● Problem details: Your task is to transcribe the entries below exactly, beginning with the line containing "Read this page and output its text content." and ending with the final line, and to add nothing else.
--- begin Provided records ---
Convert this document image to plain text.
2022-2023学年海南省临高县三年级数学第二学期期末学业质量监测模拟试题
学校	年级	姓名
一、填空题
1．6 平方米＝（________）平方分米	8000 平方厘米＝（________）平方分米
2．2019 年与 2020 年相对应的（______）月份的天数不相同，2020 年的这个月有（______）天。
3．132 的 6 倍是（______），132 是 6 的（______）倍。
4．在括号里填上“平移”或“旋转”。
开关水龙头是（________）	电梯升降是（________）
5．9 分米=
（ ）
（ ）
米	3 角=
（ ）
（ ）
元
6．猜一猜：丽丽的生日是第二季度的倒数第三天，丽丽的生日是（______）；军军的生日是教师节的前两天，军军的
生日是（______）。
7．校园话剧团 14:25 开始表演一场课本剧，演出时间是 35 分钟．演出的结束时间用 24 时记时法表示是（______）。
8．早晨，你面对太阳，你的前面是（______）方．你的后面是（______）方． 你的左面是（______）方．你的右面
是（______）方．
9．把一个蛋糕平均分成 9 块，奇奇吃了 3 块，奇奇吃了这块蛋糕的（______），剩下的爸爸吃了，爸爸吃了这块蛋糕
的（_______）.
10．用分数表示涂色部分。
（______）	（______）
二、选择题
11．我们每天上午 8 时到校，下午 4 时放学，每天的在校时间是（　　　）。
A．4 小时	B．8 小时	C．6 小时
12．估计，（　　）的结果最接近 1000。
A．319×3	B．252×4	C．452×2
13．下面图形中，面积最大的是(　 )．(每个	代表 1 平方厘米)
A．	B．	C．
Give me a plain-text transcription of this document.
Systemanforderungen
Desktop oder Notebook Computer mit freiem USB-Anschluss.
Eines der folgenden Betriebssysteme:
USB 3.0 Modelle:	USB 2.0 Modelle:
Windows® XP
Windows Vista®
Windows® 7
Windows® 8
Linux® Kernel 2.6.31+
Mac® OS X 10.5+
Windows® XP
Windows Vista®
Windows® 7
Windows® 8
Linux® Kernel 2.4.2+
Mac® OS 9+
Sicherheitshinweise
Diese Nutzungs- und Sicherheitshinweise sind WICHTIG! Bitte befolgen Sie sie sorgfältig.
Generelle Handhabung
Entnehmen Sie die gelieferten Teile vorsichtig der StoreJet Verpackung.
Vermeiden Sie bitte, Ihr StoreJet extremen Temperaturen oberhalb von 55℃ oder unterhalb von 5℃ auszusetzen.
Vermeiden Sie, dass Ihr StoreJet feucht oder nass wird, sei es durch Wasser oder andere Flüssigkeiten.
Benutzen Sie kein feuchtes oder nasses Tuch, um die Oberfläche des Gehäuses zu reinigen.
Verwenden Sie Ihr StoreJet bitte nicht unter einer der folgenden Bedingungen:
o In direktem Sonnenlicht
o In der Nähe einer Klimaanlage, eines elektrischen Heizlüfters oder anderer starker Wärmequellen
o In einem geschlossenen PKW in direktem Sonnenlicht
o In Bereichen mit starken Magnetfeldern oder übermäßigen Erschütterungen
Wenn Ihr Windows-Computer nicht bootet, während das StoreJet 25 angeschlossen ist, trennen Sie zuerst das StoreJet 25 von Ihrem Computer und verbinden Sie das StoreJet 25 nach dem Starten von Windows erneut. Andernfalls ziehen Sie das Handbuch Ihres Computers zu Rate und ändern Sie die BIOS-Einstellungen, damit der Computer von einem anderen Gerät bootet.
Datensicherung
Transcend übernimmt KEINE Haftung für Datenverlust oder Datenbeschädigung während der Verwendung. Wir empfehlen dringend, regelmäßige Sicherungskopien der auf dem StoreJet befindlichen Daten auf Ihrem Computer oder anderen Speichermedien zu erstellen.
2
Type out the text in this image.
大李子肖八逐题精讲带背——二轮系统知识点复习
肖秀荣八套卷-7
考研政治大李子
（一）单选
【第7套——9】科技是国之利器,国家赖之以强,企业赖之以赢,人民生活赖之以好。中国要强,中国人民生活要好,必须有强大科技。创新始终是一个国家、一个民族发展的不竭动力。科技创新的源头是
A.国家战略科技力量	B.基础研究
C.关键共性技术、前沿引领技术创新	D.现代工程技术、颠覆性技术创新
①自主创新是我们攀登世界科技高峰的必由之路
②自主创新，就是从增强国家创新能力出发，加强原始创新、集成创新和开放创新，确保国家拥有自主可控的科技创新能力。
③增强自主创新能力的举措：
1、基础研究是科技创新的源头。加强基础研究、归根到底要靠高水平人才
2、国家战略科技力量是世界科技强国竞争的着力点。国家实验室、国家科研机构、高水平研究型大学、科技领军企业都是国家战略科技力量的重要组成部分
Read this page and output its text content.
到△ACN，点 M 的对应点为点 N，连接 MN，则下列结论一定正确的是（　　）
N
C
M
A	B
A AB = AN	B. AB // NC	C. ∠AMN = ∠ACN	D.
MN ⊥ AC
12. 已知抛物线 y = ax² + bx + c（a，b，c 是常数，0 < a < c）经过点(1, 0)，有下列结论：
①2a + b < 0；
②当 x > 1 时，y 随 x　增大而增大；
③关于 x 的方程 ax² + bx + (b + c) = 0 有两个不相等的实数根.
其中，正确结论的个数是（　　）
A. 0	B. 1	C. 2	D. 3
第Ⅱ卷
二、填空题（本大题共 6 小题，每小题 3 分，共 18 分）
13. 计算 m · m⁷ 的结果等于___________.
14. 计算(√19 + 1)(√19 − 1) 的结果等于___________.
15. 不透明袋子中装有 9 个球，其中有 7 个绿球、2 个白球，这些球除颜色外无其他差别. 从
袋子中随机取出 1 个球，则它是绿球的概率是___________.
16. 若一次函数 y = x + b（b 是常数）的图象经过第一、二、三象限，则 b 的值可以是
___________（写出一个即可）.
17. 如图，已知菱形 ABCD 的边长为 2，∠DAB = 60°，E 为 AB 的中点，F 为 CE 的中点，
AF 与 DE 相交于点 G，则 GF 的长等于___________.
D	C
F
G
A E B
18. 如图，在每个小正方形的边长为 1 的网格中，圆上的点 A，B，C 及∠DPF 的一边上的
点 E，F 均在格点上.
--- end Provided records ---
● Solution for this task:
Read this page and output its text content.
到△ACN，点 M 的对应点为点 N，连接 MN，则下列结论一定正确的是（　　）
N
C
M
A	B
A AB = AN	B. AB // NC	C. ∠AMN = ∠ACN	D.
MN ⊥ AC
12. 已知抛物线 y = ax² + bx + c（a，b，c 是常数，0 < a < c）经过点(1, 0)，有下列结论：
①2a + b < 0；
②当 x > 1 时，y 随 x　增大而增大；
③关于 x 的方程 ax² + bx + (b + c) = 0 有两个不相等的实数根.
其中，正确结论的个数是（　　）
A. 0	B. 1	C. 2	D. 3
第Ⅱ卷
二、填空题（本大题共 6 小题，每小题 3 分，共 18 分）
13. 计算 m · m⁷ 的结果等于___________.
14. 计算(√19 + 1)(√19 − 1) 的结果等于___________.
15. 不透明袋子中装有 9 个球，其中有 7 个绿球、2 个白球，这些球除颜色外无其他差别. 从
袋子中随机取出 1 个球，则它是绿球的概率是___________.
16. 若一次函数 y = x + b（b 是常数）的图象经过第一、二、三象限，则 b 的值可以是
___________（写出一个即可）.
17. 如图，已知菱形 ABCD 的边长为 2，∠DAB = 60°，E 为 AB 的中点，F 为 CE 的中点，
AF 与 DE 相交于点 G，则 GF 的长等于___________.
D	C
F
G
A E B
18. 如图，在每个小正方形的边长为 1 的网格中，圆上的点 A，B，C 及∠DPF 的一边上的
点 E，F 均在格点上.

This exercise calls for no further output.